## Exercise prompt
Extract every line from the records below that contains the word "ylabel".

## Working data
------

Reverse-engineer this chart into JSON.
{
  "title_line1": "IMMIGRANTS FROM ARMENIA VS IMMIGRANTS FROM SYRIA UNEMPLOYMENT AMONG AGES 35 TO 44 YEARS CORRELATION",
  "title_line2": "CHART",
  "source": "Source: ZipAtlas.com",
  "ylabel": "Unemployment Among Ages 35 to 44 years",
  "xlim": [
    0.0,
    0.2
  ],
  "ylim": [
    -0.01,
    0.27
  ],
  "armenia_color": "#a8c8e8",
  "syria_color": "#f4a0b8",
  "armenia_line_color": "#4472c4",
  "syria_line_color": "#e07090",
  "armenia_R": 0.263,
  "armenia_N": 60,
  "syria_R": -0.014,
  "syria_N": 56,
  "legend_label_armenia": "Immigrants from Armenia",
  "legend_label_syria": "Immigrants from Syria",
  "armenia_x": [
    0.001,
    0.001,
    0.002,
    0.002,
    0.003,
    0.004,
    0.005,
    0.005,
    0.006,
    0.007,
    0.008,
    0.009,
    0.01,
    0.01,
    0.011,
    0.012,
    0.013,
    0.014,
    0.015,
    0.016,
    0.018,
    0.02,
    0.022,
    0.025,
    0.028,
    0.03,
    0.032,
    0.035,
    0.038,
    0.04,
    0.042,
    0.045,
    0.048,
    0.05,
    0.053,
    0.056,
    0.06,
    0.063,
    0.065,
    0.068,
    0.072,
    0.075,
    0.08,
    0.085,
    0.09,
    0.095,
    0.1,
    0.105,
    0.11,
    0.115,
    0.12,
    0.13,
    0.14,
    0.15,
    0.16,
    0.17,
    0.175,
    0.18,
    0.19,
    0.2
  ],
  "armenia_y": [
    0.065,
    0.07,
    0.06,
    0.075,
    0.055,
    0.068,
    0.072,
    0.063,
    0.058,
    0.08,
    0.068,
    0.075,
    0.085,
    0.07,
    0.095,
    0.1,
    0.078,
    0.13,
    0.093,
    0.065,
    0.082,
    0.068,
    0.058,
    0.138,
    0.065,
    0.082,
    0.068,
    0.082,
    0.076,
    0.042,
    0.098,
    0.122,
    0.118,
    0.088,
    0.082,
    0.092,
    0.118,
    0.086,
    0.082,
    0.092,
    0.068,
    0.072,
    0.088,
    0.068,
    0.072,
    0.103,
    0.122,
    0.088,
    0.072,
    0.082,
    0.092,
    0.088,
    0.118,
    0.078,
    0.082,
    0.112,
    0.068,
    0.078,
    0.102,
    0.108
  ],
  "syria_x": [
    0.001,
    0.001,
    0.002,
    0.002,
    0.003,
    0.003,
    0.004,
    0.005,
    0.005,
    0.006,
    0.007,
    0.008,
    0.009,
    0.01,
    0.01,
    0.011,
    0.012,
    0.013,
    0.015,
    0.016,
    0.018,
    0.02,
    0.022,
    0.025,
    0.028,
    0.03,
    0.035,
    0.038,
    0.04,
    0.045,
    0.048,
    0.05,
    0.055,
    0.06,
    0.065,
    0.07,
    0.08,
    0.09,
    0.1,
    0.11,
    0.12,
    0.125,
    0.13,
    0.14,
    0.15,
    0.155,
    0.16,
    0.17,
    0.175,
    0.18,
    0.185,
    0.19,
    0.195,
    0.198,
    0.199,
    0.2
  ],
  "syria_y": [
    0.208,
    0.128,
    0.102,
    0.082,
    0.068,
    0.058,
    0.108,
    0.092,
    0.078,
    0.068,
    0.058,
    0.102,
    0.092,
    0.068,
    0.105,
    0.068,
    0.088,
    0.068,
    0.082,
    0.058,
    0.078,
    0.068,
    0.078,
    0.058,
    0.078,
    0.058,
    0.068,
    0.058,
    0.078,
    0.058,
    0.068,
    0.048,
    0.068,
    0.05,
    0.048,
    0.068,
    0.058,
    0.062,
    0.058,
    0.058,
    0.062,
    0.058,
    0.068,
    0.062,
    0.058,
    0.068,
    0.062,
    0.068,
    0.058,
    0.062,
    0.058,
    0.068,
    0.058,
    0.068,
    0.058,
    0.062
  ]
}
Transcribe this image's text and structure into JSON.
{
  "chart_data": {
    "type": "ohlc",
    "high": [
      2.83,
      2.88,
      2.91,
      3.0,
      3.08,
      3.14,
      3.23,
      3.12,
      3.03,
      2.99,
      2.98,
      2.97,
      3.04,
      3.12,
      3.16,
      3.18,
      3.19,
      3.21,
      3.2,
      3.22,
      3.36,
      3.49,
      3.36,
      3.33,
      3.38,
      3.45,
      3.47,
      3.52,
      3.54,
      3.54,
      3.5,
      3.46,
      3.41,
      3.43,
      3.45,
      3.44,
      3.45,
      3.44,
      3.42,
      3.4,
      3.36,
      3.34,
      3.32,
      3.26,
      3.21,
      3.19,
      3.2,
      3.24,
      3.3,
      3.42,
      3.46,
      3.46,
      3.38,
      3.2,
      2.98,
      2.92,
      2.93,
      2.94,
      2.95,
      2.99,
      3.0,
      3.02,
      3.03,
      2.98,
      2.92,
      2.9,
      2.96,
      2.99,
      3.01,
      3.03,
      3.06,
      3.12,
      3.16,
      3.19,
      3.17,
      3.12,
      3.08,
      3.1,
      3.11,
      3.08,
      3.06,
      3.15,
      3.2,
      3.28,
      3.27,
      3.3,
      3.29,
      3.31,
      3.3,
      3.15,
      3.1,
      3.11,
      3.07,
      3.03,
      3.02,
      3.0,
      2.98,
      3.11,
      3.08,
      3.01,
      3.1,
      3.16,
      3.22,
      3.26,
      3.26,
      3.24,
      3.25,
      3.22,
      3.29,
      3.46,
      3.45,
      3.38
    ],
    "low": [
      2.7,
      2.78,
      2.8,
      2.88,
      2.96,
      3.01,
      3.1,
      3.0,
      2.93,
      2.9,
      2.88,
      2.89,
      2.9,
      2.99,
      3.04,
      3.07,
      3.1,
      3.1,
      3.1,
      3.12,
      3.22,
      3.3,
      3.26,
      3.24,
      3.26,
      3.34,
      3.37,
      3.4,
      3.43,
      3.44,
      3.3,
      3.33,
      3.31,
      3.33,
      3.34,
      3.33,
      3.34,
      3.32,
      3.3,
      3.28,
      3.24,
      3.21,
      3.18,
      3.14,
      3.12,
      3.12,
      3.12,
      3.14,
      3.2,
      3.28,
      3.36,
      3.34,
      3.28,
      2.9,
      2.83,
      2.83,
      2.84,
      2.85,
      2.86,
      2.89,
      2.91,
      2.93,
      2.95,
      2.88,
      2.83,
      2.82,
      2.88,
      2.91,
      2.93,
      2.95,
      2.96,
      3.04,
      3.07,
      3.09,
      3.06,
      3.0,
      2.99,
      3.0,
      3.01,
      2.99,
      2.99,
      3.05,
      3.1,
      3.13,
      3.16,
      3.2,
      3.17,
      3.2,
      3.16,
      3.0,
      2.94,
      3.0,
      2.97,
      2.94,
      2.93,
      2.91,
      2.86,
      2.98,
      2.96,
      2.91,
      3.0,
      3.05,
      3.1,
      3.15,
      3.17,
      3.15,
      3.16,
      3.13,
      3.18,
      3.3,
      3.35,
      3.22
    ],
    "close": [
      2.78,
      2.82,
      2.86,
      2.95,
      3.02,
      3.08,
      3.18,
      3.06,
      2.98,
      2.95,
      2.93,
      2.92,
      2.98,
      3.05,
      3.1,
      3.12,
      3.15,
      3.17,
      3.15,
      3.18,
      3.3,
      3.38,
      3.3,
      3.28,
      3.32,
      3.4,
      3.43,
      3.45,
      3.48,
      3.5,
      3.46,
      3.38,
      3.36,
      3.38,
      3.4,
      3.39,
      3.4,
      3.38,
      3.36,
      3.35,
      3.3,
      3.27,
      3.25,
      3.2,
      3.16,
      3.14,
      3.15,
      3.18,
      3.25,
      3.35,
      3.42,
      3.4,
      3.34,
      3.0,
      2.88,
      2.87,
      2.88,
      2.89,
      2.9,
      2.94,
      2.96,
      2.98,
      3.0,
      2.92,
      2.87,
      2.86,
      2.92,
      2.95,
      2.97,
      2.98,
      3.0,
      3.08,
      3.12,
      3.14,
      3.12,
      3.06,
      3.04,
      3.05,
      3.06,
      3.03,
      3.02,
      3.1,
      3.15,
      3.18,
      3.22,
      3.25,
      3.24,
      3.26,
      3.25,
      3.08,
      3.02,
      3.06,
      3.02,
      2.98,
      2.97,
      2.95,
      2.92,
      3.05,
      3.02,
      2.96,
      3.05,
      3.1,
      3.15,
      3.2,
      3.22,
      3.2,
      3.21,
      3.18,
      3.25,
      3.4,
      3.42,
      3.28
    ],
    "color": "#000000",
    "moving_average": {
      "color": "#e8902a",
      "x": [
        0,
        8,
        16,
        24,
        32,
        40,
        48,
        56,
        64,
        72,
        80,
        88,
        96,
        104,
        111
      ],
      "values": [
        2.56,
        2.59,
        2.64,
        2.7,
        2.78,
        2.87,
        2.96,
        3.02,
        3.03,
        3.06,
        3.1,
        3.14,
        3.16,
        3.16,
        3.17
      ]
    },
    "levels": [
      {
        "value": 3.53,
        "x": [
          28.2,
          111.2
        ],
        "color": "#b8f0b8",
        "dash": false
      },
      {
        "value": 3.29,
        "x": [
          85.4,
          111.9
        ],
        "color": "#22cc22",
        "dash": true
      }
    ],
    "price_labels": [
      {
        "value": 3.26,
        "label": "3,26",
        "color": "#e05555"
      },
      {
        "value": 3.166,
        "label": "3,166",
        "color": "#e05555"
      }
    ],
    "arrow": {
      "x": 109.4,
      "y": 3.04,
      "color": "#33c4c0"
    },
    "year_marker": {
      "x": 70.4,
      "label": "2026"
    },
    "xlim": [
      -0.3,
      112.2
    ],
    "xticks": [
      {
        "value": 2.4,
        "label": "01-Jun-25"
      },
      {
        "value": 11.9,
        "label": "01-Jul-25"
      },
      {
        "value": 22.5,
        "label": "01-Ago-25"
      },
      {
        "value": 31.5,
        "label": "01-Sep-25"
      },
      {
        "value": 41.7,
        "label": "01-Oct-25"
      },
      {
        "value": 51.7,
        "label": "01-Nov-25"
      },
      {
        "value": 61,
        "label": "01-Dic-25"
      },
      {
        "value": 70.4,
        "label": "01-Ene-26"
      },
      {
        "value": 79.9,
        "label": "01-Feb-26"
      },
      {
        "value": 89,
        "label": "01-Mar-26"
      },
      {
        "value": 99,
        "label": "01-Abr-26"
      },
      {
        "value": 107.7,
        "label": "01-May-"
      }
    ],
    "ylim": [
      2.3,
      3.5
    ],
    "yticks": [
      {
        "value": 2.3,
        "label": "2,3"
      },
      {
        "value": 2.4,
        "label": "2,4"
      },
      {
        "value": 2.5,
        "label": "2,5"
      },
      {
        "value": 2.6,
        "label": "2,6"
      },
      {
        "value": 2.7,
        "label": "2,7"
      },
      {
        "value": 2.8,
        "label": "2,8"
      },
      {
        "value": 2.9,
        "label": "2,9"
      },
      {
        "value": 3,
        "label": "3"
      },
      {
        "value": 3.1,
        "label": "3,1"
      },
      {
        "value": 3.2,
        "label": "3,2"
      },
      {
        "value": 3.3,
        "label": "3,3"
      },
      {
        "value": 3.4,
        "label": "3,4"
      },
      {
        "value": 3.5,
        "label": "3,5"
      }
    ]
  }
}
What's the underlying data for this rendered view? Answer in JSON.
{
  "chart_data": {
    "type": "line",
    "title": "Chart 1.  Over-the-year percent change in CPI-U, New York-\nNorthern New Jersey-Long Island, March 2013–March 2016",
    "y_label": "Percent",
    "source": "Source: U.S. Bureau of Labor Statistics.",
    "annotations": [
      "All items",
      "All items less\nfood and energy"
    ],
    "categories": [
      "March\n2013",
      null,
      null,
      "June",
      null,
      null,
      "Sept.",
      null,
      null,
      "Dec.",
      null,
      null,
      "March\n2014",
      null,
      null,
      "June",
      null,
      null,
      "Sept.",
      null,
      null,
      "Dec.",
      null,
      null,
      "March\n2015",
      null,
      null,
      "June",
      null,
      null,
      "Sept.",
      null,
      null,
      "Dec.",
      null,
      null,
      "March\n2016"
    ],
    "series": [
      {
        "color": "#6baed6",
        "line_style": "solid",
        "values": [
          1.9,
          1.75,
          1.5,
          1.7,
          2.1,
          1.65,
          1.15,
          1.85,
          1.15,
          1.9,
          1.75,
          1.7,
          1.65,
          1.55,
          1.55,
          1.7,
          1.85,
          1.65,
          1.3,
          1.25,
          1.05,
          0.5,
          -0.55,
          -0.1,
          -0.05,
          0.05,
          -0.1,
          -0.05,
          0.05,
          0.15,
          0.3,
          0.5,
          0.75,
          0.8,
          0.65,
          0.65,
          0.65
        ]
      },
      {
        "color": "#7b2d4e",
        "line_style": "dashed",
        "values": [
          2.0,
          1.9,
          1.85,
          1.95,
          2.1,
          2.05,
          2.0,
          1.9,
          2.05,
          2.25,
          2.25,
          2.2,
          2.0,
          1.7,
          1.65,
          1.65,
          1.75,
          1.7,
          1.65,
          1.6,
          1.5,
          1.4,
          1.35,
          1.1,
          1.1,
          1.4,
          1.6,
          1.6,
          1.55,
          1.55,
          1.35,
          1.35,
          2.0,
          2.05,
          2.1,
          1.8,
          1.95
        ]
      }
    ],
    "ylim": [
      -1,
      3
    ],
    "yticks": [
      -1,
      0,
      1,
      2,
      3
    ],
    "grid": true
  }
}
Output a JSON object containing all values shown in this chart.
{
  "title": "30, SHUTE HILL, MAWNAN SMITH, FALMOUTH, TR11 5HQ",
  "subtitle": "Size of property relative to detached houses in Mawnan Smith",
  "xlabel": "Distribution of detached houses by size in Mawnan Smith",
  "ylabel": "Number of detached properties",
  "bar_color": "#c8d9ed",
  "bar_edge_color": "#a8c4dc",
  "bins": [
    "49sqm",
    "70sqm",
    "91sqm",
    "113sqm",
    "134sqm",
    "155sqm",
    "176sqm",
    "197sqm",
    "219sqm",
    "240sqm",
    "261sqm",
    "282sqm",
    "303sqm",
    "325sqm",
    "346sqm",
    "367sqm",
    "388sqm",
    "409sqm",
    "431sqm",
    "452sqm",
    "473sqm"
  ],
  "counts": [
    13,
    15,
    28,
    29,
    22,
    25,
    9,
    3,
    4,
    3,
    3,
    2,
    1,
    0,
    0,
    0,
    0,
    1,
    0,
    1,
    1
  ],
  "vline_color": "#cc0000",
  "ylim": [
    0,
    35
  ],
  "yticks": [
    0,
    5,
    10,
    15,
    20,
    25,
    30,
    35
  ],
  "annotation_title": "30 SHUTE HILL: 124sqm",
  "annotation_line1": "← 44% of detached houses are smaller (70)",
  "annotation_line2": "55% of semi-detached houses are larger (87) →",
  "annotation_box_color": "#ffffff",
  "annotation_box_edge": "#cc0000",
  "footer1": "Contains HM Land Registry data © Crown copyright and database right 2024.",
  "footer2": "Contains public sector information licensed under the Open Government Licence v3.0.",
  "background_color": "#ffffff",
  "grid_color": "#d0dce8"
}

------

## Output below
  "ylabel": "Unemployment Among Ages 35 to 44 years",
  "ylabel": "Number of detached properties",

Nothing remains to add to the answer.